What is required: Reproduce each line of the listing exactly.

>> begin Given data

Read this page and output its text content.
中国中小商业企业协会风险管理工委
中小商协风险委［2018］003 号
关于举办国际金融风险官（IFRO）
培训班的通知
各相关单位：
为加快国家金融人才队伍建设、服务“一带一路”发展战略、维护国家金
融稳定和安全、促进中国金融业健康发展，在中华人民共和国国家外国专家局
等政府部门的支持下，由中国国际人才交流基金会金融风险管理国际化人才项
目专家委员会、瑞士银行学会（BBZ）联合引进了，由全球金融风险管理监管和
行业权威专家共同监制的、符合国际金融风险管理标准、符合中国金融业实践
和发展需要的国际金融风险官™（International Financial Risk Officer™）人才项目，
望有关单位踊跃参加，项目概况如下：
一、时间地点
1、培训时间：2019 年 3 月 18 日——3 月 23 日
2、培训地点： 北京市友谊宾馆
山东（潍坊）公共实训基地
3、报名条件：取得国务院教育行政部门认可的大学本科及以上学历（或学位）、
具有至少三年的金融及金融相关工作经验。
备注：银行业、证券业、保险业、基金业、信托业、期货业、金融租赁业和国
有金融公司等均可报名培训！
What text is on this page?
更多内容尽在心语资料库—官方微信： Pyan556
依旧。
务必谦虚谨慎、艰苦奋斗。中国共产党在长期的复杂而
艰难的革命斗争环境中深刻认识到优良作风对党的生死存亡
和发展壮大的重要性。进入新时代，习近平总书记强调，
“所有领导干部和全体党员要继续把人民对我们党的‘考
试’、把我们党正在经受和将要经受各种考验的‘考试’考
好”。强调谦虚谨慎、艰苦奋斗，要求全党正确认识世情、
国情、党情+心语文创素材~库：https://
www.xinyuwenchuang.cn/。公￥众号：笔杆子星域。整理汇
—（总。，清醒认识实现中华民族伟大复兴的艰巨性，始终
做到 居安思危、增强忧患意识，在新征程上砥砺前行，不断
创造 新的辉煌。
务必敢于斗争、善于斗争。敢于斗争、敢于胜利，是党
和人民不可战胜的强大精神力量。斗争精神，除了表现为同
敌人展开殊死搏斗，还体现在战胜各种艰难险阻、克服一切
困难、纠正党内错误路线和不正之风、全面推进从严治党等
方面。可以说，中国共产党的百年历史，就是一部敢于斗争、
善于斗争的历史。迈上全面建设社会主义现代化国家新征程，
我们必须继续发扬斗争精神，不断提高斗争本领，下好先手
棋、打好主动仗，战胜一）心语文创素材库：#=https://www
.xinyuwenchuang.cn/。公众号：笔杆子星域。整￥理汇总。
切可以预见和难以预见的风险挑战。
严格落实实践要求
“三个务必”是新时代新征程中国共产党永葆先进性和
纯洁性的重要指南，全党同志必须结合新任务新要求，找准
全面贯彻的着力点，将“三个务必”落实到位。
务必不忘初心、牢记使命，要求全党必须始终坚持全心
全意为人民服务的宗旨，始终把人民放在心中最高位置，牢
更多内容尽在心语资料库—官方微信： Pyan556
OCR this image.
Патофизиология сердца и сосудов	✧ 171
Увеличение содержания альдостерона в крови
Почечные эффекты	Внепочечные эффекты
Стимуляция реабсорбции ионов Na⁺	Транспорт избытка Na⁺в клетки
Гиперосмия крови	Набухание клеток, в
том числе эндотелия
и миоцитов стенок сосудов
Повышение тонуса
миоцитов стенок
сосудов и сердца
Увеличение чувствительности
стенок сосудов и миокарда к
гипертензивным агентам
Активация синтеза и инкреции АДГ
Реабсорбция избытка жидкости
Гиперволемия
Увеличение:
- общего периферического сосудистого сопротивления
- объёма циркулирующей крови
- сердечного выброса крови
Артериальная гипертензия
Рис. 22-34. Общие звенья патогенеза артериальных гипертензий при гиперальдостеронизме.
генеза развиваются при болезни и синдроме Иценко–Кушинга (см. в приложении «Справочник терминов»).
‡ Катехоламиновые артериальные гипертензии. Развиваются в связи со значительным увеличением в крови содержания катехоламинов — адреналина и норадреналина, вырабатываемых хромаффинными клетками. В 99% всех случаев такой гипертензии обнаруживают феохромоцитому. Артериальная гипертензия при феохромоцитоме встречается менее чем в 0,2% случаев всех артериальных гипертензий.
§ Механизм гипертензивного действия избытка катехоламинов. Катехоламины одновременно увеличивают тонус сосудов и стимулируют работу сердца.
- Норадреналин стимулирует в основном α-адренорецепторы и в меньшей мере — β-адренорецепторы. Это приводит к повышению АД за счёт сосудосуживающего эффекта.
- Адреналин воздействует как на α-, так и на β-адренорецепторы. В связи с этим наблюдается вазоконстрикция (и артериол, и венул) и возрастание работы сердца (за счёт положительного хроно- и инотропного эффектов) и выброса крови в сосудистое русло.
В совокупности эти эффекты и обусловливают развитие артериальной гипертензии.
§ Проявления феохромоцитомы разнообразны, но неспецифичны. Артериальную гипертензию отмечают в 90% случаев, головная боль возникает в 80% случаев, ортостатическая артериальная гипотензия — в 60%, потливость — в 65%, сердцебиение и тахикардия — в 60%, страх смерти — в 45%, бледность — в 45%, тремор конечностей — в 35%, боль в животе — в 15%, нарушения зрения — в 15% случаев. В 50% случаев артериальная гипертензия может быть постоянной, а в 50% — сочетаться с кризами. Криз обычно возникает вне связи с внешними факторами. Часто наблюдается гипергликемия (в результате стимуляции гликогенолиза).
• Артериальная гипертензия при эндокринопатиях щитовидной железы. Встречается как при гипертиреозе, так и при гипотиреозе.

>> end Given data

Written solution:
Read this page and output its text content.
中国中小商业企业协会风险管理工委
中小商协风险委［2018］003 号
关于举办国际金融风险官（IFRO）
培训班的通知
各相关单位：
为加快国家金融人才队伍建设、服务“一带一路”发展战略、维护国家金
融稳定和安全、促进中国金融业健康发展，在中华人民共和国国家外国专家局
等政府部门的支持下，由中国国际人才交流基金会金融风险管理国际化人才项
目专家委员会、瑞士银行学会（BBZ）联合引进了，由全球金融风险管理监管和
行业权威专家共同监制的、符合国际金融风险管理标准、符合中国金融业实践
和发展需要的国际金融风险官™（International Financial Risk Officer™）人才项目，
望有关单位踊跃参加，项目概况如下：
一、时间地点
1、培训时间：2019 年 3 月 18 日——3 月 23 日
2、培训地点： 北京市友谊宾馆
山东（潍坊）公共实训基地
3、报名条件：取得国务院教育行政部门认可的大学本科及以上学历（或学位）、
具有至少三年的金融及金融相关工作经验。
备注：银行业、证券业、保险业、基金业、信托业、期货业、金融租赁业和国
有金融公司等均可报名培训！
What text is on this page?
更多内容尽在心语资料库—官方微信： Pyan556
依旧。
务必谦虚谨慎、艰苦奋斗。中国共产党在长期的复杂而
艰难的革命斗争环境中深刻认识到优良作风对党的生死存亡
和发展壮大的重要性。进入新时代，习近平总书记强调，
“所有领导干部和全体党员要继续把人民对我们党的‘考
试’、把我们党正在经受和将要经受各种考验的‘考试’考
好”。强调谦虚谨慎、艰苦奋斗，要求全党正确认识世情、
国情、党情+心语文创素材~库：https://
www.xinyuwenchuang.cn/。公￥众号：笔杆子星域。整理汇
—（总。，清醒认识实现中华民族伟大复兴的艰巨性，始终
做到 居安思危、增强忧患意识，在新征程上砥砺前行，不断
创造 新的辉煌。
务必敢于斗争、善于斗争。敢于斗争、敢于胜利，是党
和人民不可战胜的强大精神力量。斗争精神，除了表现为同
敌人展开殊死搏斗，还体现在战胜各种艰难险阻、克服一切
困难、纠正党内错误路线和不正之风、全面推进从严治党等
方面。可以说，中国共产党的百年历史，就是一部敢于斗争、
善于斗争的历史。迈上全面建设社会主义现代化国家新征程，
我们必须继续发扬斗争精神，不断提高斗争本领，下好先手
棋、打好主动仗，战胜一）心语文创素材库：#=https://www
.xinyuwenchuang.cn/。公众号：笔杆子星域。整￥理汇总。
切可以预见和难以预见的风险挑战。
严格落实实践要求
“三个务必”是新时代新征程中国共产党永葆先进性和
纯洁性的重要指南，全党同志必须结合新任务新要求，找准
全面贯彻的着力点，将“三个务必”落实到位。
务必不忘初心、牢记使命，要求全党必须始终坚持全心
全意为人民服务的宗旨，始终把人民放在心中最高位置，牢
更多内容尽在心语资料库—官方微信： Pyan556
OCR this image.
Патофизиология сердца и сосудов	✧ 171
Увеличение содержания альдостерона в крови
Почечные эффекты	Внепочечные эффекты
Стимуляция реабсорбции ионов Na⁺	Транспорт избытка Na⁺в клетки
Гиперосмия крови	Набухание клеток, в
том числе эндотелия
и миоцитов стенок сосудов
Повышение тонуса
миоцитов стенок
сосудов и сердца
Увеличение чувствительности
стенок сосудов и миокарда к
гипертензивным агентам
Активация синтеза и инкреции АДГ
Реабсорбция избытка жидкости
Гиперволемия
Увеличение:
- общего периферического сосудистого сопротивления
- объёма циркулирующей крови
- сердечного выброса крови
Артериальная гипертензия
Рис. 22-34. Общие звенья патогенеза артериальных гипертензий при гиперальдостеронизме.
генеза развиваются при болезни и синдроме Иценко–Кушинга (см. в приложении «Справочник терминов»).
‡ Катехоламиновые артериальные гипертензии. Развиваются в связи со значительным увеличением в крови содержания катехоламинов — адреналина и норадреналина, вырабатываемых хромаффинными клетками. В 99% всех случаев такой гипертензии обнаруживают феохромоцитому. Артериальная гипертензия при феохромоцитоме встречается менее чем в 0,2% случаев всех артериальных гипертензий.
§ Механизм гипертензивного действия избытка катехоламинов. Катехоламины одновременно увеличивают тонус сосудов и стимулируют работу сердца.
- Норадреналин стимулирует в основном α-адренорецепторы и в меньшей мере — β-адренорецепторы. Это приводит к повышению АД за счёт сосудосуживающего эффекта.
- Адреналин воздействует как на α-, так и на β-адренорецепторы. В связи с этим наблюдается вазоконстрикция (и артериол, и венул) и возрастание работы сердца (за счёт положительного хроно- и инотропного эффектов) и выброса крови в сосудистое русло.
В совокупности эти эффекты и обусловливают развитие артериальной гипертензии.
§ Проявления феохромоцитомы разнообразны, но неспецифичны. Артериальную гипертензию отмечают в 90% случаев, головная боль возникает в 80% случаев, ортостатическая артериальная гипотензия — в 60%, потливость — в 65%, сердцебиение и тахикардия — в 60%, страх смерти — в 45%, бледность — в 45%, тремор конечностей — в 35%, боль в животе — в 15%, нарушения зрения — в 15% случаев. В 50% случаев артериальная гипертензия может быть постоянной, а в 50% — сочетаться с кризами. Криз обычно возникает вне связи с внешними факторами. Часто наблюдается гипергликемия (в результате стимуляции гликогенолиза).
• Артериальная гипертензия при эндокринопатиях щитовидной железы. Встречается как при гипертиреозе, так и при гипотиреозе.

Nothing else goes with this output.